Work to complete →
1: Answer these questions about the lumber mill thread:
(a) What did davetrou finish doing to the lumber mill on the day of his first post?
(b) How did davetrou reply when John asked whether the building was a kit?
(c) According to Richard Weatherby, what ought a lumber mill be made of?
2: Copy the passage of the lumber mill thread starting with "## Richard Weatherby" and going on through "the great work!".
3: List each distinct username that heads a post in the lumber mill thread.

#### Given text ####

# Progress report on Lumber Mill (Pics)



## davetrou (Jan 2, 2008)

Progress report on Lumber Mill (pics)
I noticed there hasn’t been any post in a couple of days, thought It might be a good time to post a few pictures of the last few weeks progress on the Lumber Mill. I finished staining It today and it looks a little dark, but think It will bleach out ok in a couple of weeks. (I hope) 

http://www.mylargescale.com/Communi...ww.macromedia.com/go/getflashplayer"></embed>


----------



## blueregal (Jan 3, 2008)

Looking Good!! Keep us posted Regal


----------



## Steve Stockham (Jan 2, 2008)

Looking _real_ good! That's excellent craftsmanship!


----------



## John J (Dec 29, 2007)

Is this a kit? Or did you cut and fit everything.....Either way I is one beautiful building.


----------



## Richard Weatherby (Jan 3, 2008)

Excellent! A lumber mill ought to be made of lumber.


----------



## up9018 (Jan 4, 2008)

Wow Dave, that is amazing....keep up the great work! 

Chris


----------



## davetrou (Jan 2, 2008)

Thanks Guys, for the kind words.

John - Built from scratch. 
I'll upload a few more construction photos,to the post above.


----------

#### Supplied records ####

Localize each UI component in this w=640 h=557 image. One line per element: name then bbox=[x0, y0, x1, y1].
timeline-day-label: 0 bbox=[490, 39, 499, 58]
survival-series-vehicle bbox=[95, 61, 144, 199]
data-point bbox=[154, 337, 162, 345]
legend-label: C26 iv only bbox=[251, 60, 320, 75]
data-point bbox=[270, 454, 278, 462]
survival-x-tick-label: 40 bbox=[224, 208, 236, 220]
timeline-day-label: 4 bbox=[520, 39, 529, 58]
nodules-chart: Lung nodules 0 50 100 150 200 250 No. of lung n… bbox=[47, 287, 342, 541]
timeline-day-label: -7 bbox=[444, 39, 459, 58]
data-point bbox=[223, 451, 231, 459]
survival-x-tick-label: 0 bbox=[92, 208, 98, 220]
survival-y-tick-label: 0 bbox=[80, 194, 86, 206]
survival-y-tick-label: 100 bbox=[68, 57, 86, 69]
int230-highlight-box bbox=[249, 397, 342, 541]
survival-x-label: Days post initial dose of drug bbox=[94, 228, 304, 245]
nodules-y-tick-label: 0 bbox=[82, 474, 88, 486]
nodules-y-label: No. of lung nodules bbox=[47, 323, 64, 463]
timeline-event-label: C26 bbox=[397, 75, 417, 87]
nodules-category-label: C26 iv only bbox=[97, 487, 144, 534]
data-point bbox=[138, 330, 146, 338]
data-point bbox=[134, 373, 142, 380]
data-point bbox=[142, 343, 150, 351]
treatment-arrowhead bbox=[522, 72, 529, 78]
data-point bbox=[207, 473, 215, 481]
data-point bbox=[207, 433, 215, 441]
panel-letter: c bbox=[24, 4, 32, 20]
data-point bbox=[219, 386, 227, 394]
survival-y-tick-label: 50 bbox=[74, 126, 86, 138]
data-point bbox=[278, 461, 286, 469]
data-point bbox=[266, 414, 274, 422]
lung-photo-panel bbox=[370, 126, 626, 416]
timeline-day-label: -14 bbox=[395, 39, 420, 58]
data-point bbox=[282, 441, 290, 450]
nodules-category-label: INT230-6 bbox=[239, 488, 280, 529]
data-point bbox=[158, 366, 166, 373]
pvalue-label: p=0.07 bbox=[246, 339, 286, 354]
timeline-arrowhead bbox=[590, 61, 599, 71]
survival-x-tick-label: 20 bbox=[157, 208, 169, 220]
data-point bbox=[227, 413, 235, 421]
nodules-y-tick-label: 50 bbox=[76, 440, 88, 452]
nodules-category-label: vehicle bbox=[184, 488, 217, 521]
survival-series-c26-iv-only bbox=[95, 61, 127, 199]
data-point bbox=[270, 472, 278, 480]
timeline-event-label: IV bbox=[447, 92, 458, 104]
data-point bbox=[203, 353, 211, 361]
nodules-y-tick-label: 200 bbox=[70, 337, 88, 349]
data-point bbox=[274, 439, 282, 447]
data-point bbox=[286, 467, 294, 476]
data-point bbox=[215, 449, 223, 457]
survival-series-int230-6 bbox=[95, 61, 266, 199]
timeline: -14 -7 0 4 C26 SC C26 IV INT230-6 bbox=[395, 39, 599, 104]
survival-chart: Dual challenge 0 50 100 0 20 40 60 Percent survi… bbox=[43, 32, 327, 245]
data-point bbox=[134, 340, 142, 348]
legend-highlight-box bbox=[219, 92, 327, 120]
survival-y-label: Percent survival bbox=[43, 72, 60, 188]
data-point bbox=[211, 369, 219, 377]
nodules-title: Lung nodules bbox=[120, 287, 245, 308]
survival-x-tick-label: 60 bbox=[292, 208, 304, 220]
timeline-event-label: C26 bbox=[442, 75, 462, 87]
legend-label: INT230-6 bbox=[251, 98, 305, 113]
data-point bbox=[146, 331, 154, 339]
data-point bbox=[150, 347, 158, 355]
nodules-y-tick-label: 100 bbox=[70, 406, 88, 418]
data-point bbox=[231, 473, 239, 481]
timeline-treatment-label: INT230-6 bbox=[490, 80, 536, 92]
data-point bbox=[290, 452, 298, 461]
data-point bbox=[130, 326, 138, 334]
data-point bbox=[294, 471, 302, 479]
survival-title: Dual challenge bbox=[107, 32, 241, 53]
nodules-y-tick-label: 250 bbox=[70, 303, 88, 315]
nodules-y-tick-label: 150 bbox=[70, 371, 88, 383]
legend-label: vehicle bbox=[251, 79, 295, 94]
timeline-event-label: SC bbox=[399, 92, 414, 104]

####

Task-by-task solutions →
1:
(a) Staining it.
(b) It was built from scratch.
(c) Lumber.

2:
## Richard Weatherby (Jan 3, 2008)

Excellent! A lumber mill ought to be made of lumber.


----------



## up9018 (Jan 4, 2008)

Wow Dave, that is amazing....keep up the great work!

3:
davetrou
blueregal
Steve Stockham
John J
Richard Weatherby
up9018